WRITTEN EXERCISE. Copy the records from the start through the line containing "bar xyxy=(1807,710,1817,763)", including both ends.
--- START DATA SHOWN ---
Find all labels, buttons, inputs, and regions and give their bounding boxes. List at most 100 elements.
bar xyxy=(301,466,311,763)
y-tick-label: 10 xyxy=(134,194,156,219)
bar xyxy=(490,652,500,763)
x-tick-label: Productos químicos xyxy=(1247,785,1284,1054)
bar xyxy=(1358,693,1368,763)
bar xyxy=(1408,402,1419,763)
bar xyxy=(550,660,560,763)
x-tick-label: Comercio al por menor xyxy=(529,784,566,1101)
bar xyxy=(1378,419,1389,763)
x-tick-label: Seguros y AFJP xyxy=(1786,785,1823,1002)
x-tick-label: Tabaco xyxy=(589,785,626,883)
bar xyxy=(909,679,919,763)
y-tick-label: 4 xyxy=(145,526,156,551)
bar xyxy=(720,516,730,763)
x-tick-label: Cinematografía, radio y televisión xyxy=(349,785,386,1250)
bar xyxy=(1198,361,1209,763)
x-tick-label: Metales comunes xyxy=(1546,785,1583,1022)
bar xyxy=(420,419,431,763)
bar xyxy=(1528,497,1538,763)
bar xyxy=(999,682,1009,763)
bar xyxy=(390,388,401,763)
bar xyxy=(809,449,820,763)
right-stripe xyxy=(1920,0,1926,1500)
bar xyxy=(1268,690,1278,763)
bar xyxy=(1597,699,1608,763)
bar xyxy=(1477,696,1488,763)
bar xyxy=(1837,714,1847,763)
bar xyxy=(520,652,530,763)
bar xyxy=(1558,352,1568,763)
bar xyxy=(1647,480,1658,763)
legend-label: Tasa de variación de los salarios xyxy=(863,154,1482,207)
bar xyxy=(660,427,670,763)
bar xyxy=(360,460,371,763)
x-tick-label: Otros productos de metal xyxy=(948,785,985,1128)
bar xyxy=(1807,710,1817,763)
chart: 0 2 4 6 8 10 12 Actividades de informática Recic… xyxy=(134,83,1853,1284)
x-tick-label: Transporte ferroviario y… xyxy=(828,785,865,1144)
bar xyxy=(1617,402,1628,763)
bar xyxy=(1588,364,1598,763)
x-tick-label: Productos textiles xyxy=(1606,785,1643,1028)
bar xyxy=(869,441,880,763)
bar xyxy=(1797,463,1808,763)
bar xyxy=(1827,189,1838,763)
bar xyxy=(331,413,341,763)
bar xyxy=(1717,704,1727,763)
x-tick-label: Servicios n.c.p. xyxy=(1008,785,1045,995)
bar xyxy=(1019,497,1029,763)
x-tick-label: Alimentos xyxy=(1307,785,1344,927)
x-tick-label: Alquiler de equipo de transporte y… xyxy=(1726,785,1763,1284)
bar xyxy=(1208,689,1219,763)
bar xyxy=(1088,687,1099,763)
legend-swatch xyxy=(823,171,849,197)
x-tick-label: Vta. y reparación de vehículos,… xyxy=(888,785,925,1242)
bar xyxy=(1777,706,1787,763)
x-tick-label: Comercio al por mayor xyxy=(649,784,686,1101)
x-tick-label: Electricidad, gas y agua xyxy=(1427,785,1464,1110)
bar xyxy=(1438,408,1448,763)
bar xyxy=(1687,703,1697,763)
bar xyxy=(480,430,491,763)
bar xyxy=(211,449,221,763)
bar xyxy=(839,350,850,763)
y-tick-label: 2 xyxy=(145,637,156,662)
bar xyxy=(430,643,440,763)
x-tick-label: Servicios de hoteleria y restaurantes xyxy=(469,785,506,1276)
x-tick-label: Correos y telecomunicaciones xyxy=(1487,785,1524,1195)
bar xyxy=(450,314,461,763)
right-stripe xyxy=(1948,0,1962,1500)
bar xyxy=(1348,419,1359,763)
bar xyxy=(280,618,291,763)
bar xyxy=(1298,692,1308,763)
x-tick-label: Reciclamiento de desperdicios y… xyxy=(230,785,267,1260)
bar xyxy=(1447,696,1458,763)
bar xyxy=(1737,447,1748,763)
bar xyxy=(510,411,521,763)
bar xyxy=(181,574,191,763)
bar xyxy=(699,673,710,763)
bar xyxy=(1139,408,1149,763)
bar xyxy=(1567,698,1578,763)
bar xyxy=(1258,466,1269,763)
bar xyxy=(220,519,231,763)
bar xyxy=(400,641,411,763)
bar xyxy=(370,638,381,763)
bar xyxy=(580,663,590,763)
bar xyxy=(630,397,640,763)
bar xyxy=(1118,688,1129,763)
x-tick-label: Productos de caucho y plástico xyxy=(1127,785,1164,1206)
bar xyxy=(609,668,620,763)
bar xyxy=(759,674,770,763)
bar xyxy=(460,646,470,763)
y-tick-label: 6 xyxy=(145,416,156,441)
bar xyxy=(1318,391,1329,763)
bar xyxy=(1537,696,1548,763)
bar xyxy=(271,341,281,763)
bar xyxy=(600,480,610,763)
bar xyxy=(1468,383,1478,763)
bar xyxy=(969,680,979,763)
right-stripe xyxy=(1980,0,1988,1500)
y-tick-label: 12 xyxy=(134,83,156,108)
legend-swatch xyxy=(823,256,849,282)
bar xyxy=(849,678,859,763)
--- END DATA SHOWN ---
WRITTEN ANSWER.
Find all labels, buttons, inputs, and regions and give their bounding boxes. List at most 100 elements.
bar xyxy=(301,466,311,763)
y-tick-label: 10 xyxy=(134,194,156,219)
bar xyxy=(490,652,500,763)
x-tick-label: Productos químicos xyxy=(1247,785,1284,1054)
bar xyxy=(1358,693,1368,763)
bar xyxy=(1408,402,1419,763)
bar xyxy=(550,660,560,763)
x-tick-label: Comercio al por menor xyxy=(529,784,566,1101)
bar xyxy=(1378,419,1389,763)
x-tick-label: Seguros y AFJP xyxy=(1786,785,1823,1002)
x-tick-label: Tabaco xyxy=(589,785,626,883)
bar xyxy=(909,679,919,763)
y-tick-label: 4 xyxy=(145,526,156,551)
bar xyxy=(720,516,730,763)
x-tick-label: Cinematografía, radio y televisión xyxy=(349,785,386,1250)
bar xyxy=(1198,361,1209,763)
x-tick-label: Metales comunes xyxy=(1546,785,1583,1022)
bar xyxy=(420,419,431,763)
bar xyxy=(1528,497,1538,763)
bar xyxy=(999,682,1009,763)
bar xyxy=(390,388,401,763)
bar xyxy=(809,449,820,763)
right-stripe xyxy=(1920,0,1926,1500)
bar xyxy=(1268,690,1278,763)
bar xyxy=(1597,699,1608,763)
bar xyxy=(1477,696,1488,763)
bar xyxy=(1837,714,1847,763)
bar xyxy=(520,652,530,763)
bar xyxy=(1558,352,1568,763)
bar xyxy=(1647,480,1658,763)
legend-label: Tasa de variación de los salarios xyxy=(863,154,1482,207)
bar xyxy=(660,427,670,763)
bar xyxy=(360,460,371,763)
x-tick-label: Otros productos de metal xyxy=(948,785,985,1128)
bar xyxy=(1807,710,1817,763)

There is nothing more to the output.